Write out every line of the material as it stands, apart from the pictures.

____________

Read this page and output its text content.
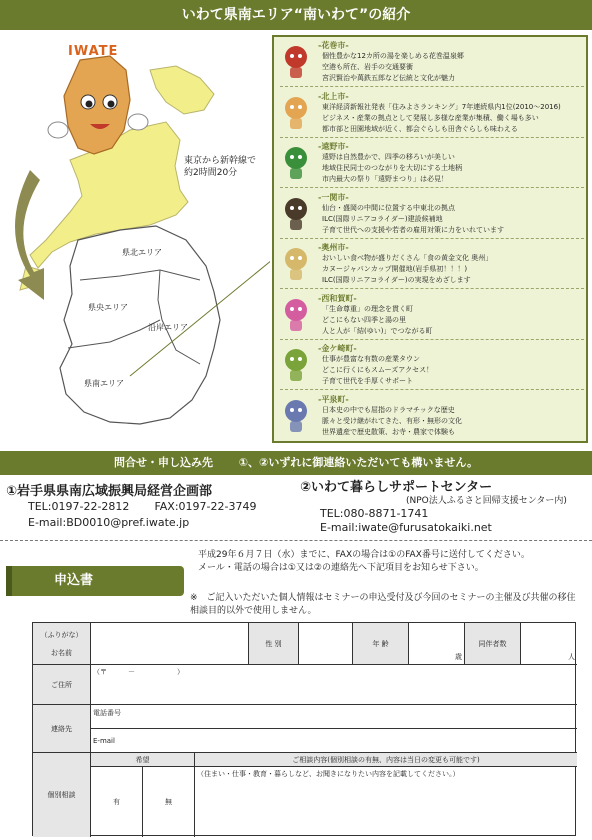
いわて県南エリア“南いわて”の紹介
県北エリア
県央エリア
沿岸エリア
県南エリア
IWATE
東京から新幹線で
約2時間20分
-花巻市-
個性豊かな12カ所の湯を楽しめる花巻温泉郷
空港も所在、岩手の交通要衝
宮沢賢治や萬鉄五郎など伝統と文化が魅力
-北上市-
東洋経済新報社発表「住みよさランキング」7年連続県内1位(2010～2016)
ビジネス・産業の拠点として発展し多様な産業が集積、働く場も多い
都市部と田園地域が近く、都会ぐらしも田舎ぐらしも味わえる
-遠野市-
遠野は自然豊かで、四季の移ろいが美しい
地域住民同士のつながりを大切にする土地柄
市内最大の祭り「遠野まつり」は必見！
-一関市-
仙台・盛岡の中間に位置する中東北の拠点
ILC(国際リニアコライダー)建設候補地
子育て世代への支援や若者の雇用対策に力をいれています
-奥州市-
おいしい食べ物が盛りだくさん「食の黄金文化 奥州」
カヌージャパンカップ開催地(岩手県初！！！)
ILC(国際リニアコライダー)の実現をめざします
-西和賀町-
「生命尊重」の理念を貫く町
どこにもない四季と湯の里
人と人が「結(ゆい)」でつながる町
-金ケ崎町-
仕事が豊富な有数の産業タウン
どこに行くにもスムーズアクセス！
子育て世代を手厚くサポート
-平泉町-
日本史の中でも屈指のドラマチックな歴史
脈々と受け継がれてきた、有形・無形の文化
世界遺産で歴史散策、お寺・農家で体験も
問合せ・申し込み先 ①、②いずれに御連絡いただいても構いません。
①岩手県県南広域振興局経営企画部
TEL:0197-22-2812 FAX:0197-22-3749
E-mail:BD0010@pref.iwate.jp
②いわて暮らしサポートセンター
(NPO法人ふるさと回帰支援センター内)
TEL:080-8871-1741
E-mail:iwate@furusatokaiki.net
申込書
平成29年６月７日（水）までに、FAXの場合は①のFAX番号に送付してください。
メール・電話の場合は①又は②の連絡先へ下記項目をお知らせ下さい。
※　ご記入いただいた個人情報はセミナーの申込受付及び今回のセミナーの主催及び共催の移住相談目的以外で使用しません。
（ふりがな）
お名前
性 別	年 齢
歳
同伴者数
人
ご住所
（〒　　　－　　　　　　）
連絡先
電話番号
E-mail
個別相談
希望
有	無
ご相談内容(個別相談の有無、内容は当日の変更も可能です)
（住まい・仕事・教育・暮らしなど、お聞きになりたい内容を記載してください。）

____________

▶ _TASK SOLUTION_
Read this page and output its text content.
いわて県南エリア“南いわて”の紹介
県北エリア
県央エリア
沿岸エリア
県南エリア
IWATE
東京から新幹線で
約2時間20分
-花巻市-
個性豊かな12カ所の湯を楽しめる花巻温泉郷
空港も所在、岩手の交通要衝
宮沢賢治や萬鉄五郎など伝統と文化が魅力
-北上市-
東洋経済新報社発表「住みよさランキング」7年連続県内1位(2010～2016)
ビジネス・産業の拠点として発展し多様な産業が集積、働く場も多い
都市部と田園地域が近く、都会ぐらしも田舎ぐらしも味わえる
-遠野市-
遠野は自然豊かで、四季の移ろいが美しい
地域住民同士のつながりを大切にする土地柄
市内最大の祭り「遠野まつり」は必見！
-一関市-
仙台・盛岡の中間に位置する中東北の拠点
ILC(国際リニアコライダー)建設候補地
子育て世代への支援や若者の雇用対策に力をいれています
-奥州市-
おいしい食べ物が盛りだくさん「食の黄金文化 奥州」
カヌージャパンカップ開催地(岩手県初！！！)
ILC(国際リニアコライダー)の実現をめざします
-西和賀町-
「生命尊重」の理念を貫く町
どこにもない四季と湯の里
人と人が「結(ゆい)」でつながる町
-金ケ崎町-
仕事が豊富な有数の産業タウン
どこに行くにもスムーズアクセス！
子育て世代を手厚くサポート
-平泉町-
日本史の中でも屈指のドラマチックな歴史
脈々と受け継がれてきた、有形・無形の文化
世界遺産で歴史散策、お寺・農家で体験も
問合せ・申し込み先 ①、②いずれに御連絡いただいても構いません。
①岩手県県南広域振興局経営企画部
TEL:0197-22-2812 FAX:0197-22-3749
E-mail:BD0010@pref.iwate.jp
②いわて暮らしサポートセンター
(NPO法人ふるさと回帰支援センター内)
TEL:080-8871-1741
E-mail:iwate@furusatokaiki.net
申込書
平成29年６月７日（水）までに、FAXの場合は①のFAX番号に送付してください。
メール・電話の場合は①又は②の連絡先へ下記項目をお知らせ下さい。
※　ご記入いただいた個人情報はセミナーの申込受付及び今回のセミナーの主催及び共催の移住相談目的以外で使用しません。
（ふりがな）
お名前
性 別	年 齢
歳
同伴者数
人
ご住所
（〒　　　－　　　　　　）
連絡先
電話番号
E-mail
個別相談
希望
有	無
ご相談内容(個別相談の有無、内容は当日の変更も可能です)
（住まい・仕事・教育・暮らしなど、お聞きになりたい内容を記載してください。）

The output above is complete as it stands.